(Items from a data source)
□ □ □ □ □ □ □
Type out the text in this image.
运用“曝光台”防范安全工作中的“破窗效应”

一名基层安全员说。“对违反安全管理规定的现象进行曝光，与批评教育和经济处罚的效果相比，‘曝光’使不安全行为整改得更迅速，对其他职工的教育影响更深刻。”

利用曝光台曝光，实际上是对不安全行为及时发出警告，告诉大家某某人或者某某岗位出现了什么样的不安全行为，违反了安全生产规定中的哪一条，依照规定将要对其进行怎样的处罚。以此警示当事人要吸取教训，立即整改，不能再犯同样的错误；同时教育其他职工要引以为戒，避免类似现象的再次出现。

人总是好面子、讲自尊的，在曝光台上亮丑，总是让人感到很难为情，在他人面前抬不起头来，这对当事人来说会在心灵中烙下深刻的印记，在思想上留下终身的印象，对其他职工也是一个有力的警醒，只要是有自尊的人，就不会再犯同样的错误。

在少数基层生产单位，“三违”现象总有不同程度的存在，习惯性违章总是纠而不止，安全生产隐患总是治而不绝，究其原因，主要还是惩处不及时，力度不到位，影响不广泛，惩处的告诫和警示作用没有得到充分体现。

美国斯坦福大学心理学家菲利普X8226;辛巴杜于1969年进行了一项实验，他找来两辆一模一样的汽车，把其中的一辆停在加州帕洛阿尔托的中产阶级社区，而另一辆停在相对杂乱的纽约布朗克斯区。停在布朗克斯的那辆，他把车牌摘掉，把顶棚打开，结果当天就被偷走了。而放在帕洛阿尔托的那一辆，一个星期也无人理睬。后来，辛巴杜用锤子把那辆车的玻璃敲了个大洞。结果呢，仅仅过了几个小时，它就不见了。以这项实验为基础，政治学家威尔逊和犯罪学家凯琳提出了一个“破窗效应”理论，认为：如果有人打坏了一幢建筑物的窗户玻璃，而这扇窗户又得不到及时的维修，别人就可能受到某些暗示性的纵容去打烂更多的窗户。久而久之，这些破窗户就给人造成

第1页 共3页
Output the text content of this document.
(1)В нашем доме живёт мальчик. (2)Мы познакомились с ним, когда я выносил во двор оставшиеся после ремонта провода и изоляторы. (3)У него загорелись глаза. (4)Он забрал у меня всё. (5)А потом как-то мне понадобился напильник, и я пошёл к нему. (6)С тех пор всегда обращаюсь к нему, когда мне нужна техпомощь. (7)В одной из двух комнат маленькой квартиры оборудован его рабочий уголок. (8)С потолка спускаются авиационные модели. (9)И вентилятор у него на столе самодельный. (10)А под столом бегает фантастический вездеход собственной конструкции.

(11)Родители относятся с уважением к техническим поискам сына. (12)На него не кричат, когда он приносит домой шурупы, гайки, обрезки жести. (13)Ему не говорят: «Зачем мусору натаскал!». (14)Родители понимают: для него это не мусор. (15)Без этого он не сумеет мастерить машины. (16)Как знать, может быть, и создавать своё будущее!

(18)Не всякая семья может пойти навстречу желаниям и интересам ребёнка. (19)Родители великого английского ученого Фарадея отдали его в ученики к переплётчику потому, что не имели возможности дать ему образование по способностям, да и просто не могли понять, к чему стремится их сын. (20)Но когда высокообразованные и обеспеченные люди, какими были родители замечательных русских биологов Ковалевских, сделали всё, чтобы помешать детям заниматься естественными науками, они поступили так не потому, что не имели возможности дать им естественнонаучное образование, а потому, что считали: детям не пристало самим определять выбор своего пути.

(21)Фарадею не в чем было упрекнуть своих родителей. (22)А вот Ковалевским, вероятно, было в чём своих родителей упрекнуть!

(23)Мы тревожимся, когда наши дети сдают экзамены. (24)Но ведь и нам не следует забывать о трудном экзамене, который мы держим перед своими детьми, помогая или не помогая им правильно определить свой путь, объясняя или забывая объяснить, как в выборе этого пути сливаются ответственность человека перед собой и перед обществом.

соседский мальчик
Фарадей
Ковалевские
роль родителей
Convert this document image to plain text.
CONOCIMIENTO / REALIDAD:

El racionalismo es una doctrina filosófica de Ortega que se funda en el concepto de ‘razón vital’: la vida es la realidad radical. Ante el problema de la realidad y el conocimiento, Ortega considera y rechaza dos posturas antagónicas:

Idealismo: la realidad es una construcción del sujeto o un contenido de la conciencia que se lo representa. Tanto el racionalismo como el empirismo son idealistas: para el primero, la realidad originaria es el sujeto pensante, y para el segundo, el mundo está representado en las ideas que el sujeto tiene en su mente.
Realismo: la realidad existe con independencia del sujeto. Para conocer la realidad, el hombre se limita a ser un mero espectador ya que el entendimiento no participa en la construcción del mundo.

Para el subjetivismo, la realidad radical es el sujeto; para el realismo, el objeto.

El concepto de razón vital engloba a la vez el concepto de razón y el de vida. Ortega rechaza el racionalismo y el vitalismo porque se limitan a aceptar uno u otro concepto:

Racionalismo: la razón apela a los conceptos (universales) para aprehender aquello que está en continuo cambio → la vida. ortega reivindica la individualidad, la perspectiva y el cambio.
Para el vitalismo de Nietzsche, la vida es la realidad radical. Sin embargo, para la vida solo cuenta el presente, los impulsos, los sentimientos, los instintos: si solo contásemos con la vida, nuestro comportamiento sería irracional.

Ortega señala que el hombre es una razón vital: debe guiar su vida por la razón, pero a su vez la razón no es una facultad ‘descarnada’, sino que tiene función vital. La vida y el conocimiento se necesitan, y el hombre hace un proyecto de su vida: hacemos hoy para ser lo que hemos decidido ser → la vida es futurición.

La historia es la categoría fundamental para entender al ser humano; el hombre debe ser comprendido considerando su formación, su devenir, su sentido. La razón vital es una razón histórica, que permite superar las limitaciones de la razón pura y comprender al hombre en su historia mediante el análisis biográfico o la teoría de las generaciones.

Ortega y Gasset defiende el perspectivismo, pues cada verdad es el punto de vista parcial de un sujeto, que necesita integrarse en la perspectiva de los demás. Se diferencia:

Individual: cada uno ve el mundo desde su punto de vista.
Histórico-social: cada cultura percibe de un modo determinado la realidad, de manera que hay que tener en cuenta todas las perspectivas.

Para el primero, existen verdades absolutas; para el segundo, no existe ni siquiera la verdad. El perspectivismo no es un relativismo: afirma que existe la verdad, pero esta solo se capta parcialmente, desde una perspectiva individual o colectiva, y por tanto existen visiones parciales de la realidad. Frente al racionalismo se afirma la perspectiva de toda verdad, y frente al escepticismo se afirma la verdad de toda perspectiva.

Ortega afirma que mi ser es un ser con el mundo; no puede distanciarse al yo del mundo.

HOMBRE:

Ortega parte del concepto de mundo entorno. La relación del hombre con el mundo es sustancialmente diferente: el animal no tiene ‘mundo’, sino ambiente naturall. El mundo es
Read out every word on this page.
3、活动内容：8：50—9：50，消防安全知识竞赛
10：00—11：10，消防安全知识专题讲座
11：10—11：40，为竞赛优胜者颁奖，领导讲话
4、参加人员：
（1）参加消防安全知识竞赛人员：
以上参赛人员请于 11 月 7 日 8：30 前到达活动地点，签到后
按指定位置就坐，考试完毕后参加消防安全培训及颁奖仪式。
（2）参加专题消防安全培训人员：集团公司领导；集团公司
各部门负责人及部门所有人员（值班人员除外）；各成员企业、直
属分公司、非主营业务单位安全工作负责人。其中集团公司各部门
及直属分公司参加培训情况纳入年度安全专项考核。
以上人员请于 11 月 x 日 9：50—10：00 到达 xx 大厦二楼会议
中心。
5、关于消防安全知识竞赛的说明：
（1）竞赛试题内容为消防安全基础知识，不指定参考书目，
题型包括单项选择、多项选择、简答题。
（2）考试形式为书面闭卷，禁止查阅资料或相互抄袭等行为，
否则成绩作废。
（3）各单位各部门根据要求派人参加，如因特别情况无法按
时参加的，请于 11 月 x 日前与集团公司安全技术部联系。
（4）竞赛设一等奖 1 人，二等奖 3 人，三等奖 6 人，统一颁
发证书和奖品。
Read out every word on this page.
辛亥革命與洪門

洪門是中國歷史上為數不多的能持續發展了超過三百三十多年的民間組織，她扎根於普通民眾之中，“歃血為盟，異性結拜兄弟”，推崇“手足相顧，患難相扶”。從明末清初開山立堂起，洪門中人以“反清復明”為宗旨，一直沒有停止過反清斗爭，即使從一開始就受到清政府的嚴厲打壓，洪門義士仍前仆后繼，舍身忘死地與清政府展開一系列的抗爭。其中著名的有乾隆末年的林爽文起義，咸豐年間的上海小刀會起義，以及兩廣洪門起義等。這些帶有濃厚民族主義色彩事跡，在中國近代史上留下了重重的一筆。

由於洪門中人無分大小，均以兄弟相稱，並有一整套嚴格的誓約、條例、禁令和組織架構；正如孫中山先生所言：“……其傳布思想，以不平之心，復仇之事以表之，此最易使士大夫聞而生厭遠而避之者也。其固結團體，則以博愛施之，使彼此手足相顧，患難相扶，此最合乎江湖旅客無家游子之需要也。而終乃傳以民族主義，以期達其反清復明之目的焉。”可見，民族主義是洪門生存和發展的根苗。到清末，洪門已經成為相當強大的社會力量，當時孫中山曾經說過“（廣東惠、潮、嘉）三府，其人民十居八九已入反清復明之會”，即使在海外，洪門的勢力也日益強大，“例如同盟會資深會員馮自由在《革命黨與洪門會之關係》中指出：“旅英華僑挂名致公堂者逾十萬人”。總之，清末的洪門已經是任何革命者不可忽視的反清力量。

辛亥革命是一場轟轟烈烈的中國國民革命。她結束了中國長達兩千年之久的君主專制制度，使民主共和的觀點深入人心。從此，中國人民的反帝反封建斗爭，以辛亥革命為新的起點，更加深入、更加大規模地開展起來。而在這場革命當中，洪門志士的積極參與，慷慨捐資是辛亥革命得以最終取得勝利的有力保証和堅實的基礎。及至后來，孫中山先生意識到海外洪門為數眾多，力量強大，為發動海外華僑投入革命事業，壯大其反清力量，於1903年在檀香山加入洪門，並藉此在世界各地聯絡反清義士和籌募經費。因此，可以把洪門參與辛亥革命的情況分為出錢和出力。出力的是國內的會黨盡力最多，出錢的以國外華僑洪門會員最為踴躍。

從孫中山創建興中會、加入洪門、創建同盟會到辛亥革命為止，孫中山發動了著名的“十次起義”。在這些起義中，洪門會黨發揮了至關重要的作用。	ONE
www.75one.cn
□ □ □ □ □ □ □
▶ [PROBLEM]:
Show the lines that mention the word "может".

▶ [RESULT OF THE TASK]:
(11)Родители относятся с уважением к техническим поискам сына. (12)На него не кричат, когда он приносит домой шурупы, гайки, обрезки жести. (13)Ему не говорят: «Зачем мусору натаскал!». (14)Родители понимают: для него это не мусор. (15)Без этого он не сумеет мастерить машины. (16)Как знать, может быть, и создавать своё будущее!
(18)Не всякая семья может пойти навстречу желаниям и интересам ребёнка. (19)Родители великого английского ученого Фарадея отдали его в ученики к переплётчику потому, что не имели возможности дать ему образование по способностям, да и просто не могли понять, к чему стремится их сын. (20)Но когда высокообразованные и обеспеченные люди, какими были родители замечательных русских биологов Ковалевских, сделали всё, чтобы помешать детям заниматься естественными науками, они поступили так не потому, что не имели возможности дать им естественнонаучное образование, а потому, что считали: детям не пристало самим определять выбор своего пути.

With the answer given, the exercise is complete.